Write the number of lines holding the word "this", and nothing else.

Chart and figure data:

★ ★ ★

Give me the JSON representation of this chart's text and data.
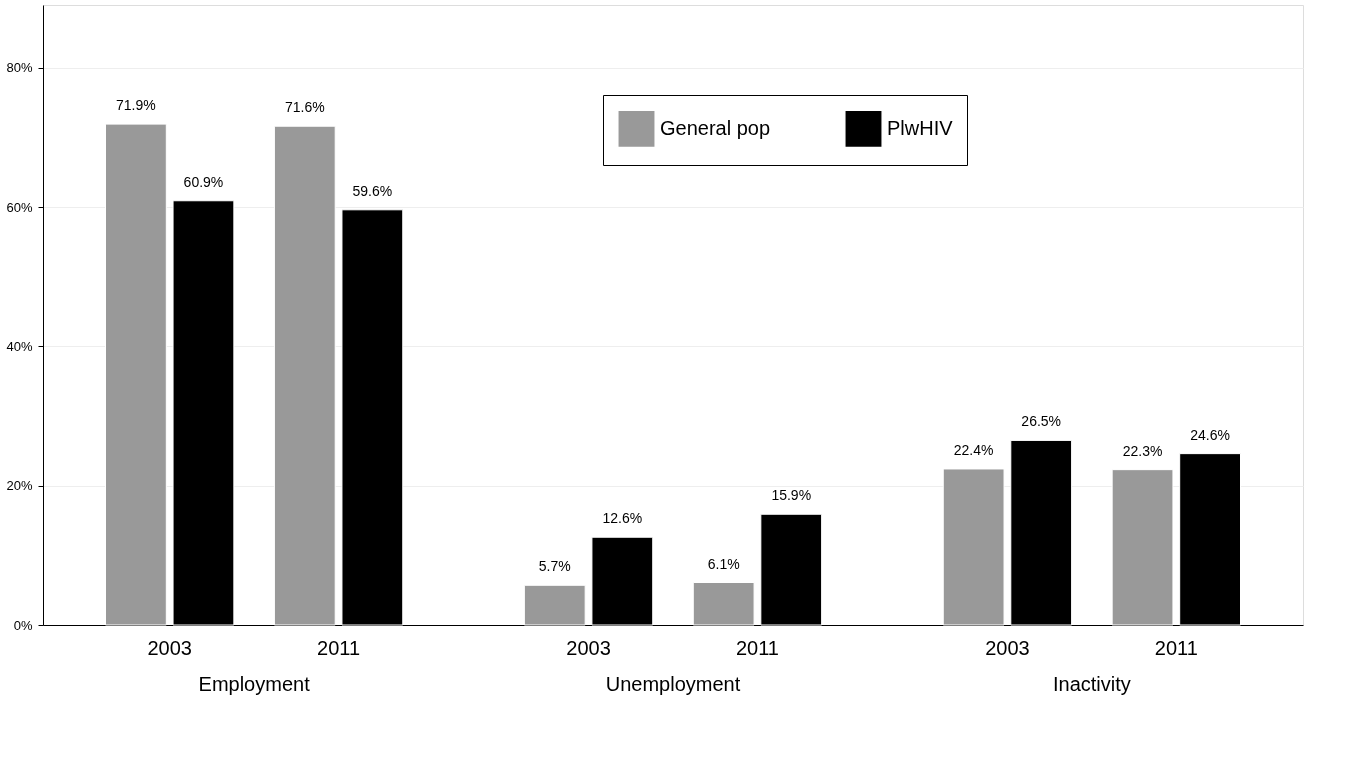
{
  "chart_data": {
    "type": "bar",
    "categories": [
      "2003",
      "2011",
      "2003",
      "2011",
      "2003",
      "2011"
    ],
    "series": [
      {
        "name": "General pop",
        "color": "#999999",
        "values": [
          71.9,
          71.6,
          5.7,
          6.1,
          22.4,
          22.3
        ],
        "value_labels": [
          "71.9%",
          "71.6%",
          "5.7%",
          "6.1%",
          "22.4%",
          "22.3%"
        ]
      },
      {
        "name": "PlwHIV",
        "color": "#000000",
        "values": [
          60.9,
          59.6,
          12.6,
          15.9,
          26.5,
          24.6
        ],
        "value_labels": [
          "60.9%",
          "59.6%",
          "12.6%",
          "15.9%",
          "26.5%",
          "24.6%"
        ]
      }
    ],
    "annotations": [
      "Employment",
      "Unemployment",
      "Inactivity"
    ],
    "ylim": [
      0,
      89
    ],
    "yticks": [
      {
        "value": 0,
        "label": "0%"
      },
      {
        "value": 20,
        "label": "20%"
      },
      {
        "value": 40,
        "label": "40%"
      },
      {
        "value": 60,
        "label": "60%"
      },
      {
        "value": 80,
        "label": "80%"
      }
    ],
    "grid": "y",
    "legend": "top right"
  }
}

★ ★ ★

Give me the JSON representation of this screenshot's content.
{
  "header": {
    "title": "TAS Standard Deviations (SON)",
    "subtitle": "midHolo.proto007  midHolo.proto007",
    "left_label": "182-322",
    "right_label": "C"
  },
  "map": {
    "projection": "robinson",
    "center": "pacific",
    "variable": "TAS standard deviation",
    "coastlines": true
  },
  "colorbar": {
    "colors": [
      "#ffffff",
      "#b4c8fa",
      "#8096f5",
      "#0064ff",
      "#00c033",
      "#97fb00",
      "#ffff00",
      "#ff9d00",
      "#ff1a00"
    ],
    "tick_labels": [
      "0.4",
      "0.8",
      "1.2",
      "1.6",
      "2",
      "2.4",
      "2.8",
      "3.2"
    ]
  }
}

★ ★ ★

## THE REPLY
2